# ВЫБРАННЫЙ ТЕКСТ
-- -- --

Очень важно, когда ты играешь музыку того или иного композитора, понять ее суть. О чем в первую очередь он думал, о каком виде музыки.
— Вспомнилось, как Стравинский говорил о Шумане, что это композитор детства. И не только из-за «Детских сцен» и прочего; он считал, что это его внутренний возраст.
— Мне кажется, Шуман – очень эксцентричный композитор. И даже его детские пьесы – странные, необычные, с ним всегда следует быть готовым к неожиданностям. Иногда у него и вовсе нет формы никакой.
Например, «Юмореска»: там нет никакой формы, никакой тематической связи между танцами, между частями. Есть только ритмическая связь – единственная связь, которую я обнаружил. И эта ритмическая связь связана именно с танцевальностью. А отсутствие тематической связи – это, я думаю, в пику Бетховену. Чтобы доказать, что и без нее можно обойтись.
— В таком случае тебе приходится самому выстраивать форму, не так ли? А поспорить с автором никогда не хотелось?
— Спорить с гением невозможно, потому что гений всегда победит.
— А если с ним спорит другой гений?
— Ну, если с Шуманом поспорил бы Шопен – это другое дело. Лист поспорил бы с Шуманом… Хотел бы я присутствовать при этом споре. Но простому музыканту спорить не стоит.

-- -- --

# ИСХОДНЫЕ ДАННЫЕ
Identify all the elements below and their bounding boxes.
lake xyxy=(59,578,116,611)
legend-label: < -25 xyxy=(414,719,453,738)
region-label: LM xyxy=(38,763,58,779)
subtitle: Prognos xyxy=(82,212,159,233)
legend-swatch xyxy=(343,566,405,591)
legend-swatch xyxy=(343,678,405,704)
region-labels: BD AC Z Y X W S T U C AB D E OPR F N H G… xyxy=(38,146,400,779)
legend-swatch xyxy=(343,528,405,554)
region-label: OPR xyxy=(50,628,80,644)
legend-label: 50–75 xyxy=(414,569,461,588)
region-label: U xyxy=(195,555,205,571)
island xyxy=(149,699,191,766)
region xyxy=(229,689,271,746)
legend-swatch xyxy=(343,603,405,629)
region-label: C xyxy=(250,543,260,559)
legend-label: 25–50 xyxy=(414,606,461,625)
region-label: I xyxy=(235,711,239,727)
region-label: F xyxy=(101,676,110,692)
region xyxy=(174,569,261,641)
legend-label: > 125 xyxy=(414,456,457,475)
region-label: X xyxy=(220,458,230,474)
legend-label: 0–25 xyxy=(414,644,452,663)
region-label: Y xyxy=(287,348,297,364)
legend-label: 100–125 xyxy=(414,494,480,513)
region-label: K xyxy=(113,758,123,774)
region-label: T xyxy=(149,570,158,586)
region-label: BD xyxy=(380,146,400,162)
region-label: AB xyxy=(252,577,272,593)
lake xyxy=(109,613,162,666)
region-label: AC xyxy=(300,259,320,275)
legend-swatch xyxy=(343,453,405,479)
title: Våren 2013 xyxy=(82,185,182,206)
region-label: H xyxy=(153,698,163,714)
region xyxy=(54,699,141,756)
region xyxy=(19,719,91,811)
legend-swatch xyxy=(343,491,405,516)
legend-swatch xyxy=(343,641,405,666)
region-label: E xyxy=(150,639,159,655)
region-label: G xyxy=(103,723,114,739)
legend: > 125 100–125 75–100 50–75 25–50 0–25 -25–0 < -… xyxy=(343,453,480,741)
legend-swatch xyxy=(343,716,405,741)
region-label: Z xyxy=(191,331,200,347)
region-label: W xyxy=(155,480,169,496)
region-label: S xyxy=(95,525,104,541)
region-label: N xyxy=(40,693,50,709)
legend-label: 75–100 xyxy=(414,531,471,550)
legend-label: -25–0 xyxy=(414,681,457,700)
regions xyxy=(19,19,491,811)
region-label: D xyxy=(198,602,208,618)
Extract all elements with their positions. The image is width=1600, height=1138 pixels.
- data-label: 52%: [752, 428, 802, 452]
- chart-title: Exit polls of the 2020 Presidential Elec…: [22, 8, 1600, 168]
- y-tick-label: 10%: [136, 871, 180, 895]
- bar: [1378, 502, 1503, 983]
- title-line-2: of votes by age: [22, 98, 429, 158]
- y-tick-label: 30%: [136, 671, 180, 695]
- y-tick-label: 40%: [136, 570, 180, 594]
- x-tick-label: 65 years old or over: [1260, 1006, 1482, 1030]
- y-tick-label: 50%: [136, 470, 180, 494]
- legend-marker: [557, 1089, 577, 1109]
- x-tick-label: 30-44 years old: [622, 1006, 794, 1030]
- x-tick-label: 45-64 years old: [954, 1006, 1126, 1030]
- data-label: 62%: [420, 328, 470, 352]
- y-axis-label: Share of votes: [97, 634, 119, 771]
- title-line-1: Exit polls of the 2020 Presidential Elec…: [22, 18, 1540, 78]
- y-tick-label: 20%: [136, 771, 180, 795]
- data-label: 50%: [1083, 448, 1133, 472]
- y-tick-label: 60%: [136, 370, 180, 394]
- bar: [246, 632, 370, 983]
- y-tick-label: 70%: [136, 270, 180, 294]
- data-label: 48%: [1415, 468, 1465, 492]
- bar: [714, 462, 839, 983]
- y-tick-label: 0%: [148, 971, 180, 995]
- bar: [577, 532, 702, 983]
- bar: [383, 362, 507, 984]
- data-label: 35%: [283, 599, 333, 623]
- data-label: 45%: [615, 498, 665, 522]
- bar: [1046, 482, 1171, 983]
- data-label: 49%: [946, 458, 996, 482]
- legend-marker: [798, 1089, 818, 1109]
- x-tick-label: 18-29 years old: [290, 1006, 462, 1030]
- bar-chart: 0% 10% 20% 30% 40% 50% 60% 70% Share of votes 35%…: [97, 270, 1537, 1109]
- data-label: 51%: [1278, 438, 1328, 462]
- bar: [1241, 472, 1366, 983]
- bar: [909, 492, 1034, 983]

-- -- --

# ЗАДАНИЯ
1. Ответьте на вопросы по беседе о Шумане.
(a) Каким композитором, по словам Стравинского, был Шуман?
(b) Какую единственную связь между частями «Юморески» обнаружил собеседник?
(c) Кто из композиторов, по мнению собеседника, мог бы поспорить с Шуманом?
2. Продолжите беседу о Шумане, начав сразу после её последней реплики.

# ОТВЕТЫ
1.
(a) Композитором детства.
(b) Ритмическую связь.
(c) Шопен и Лист.

2.
— Твою питерскую программу открывает «Бергамасская сюита» раннего Дебюсси, у которого форма тоже часто затуманена. Он, мне кажется, вообще дурман-музыку писал, и не только про то, как «ароматы и звуки в вечернем воздухе реют»; эта музыка порой сродни «Цветам зла» Бодлера.
— У Дебюсси музыка очень глубокая и интересная. «Бергамасская сюита» тоже связана с танцами, как и «Юмореска» Шумана, особенно вторая часть чудесная, Менуэт, и последняя, Паспье, изумительна. Не говоря уже о «Лунном свете». Очень красивая и красочная музыка.
— То есть она тебя не одурманивает?
— Иногда дурит, но не одурманивает.
— Звук – самая чувственная материя. И в то же время даже у романтиков все устроено рационально…
— Потому что они были гениальными людьми. И мозги у них тоже были. Они писали для будущего. А может, и были людьми будущего.
До сих пор мне кажется, что их музыка более современна, чем многое из того, что написано в наши дни. Они не просто могли написать красивую мелодию; они могли создать определенную форму, которая, с одной стороны, связана с прошлым, а с другой, совершенно новую, например, как Шуман, создавший форму, совершенно противоположную Бетховену, который умер незадолго до него.
И Шуберт, который нес гроб Бетховена, и сам вскоре умер в 31 год, тогда как Бетховен дожил до 55, – Шуберт успел создать новое, уже не связанное с Бетховеном. Так что это были люди, великие во всех смыслах.
— Вот ты говоришь, что не споришь с авторами. Однако в последнее время исповедуешь поэзию несходства. Будь то Лист или Бетховен, которых ты с годами совсем иначе заиграл.
— Это произошло не потому, что я с ними спорю, а потому, что они научили меня чему-то, чего я не знал раньше. Так что я назвал бы это не спором, а учебой у великих мастеров.
— Твоё alter ego с годами тоже трансформировалось? Повзрослело?
— Надеюсь, что да, пора.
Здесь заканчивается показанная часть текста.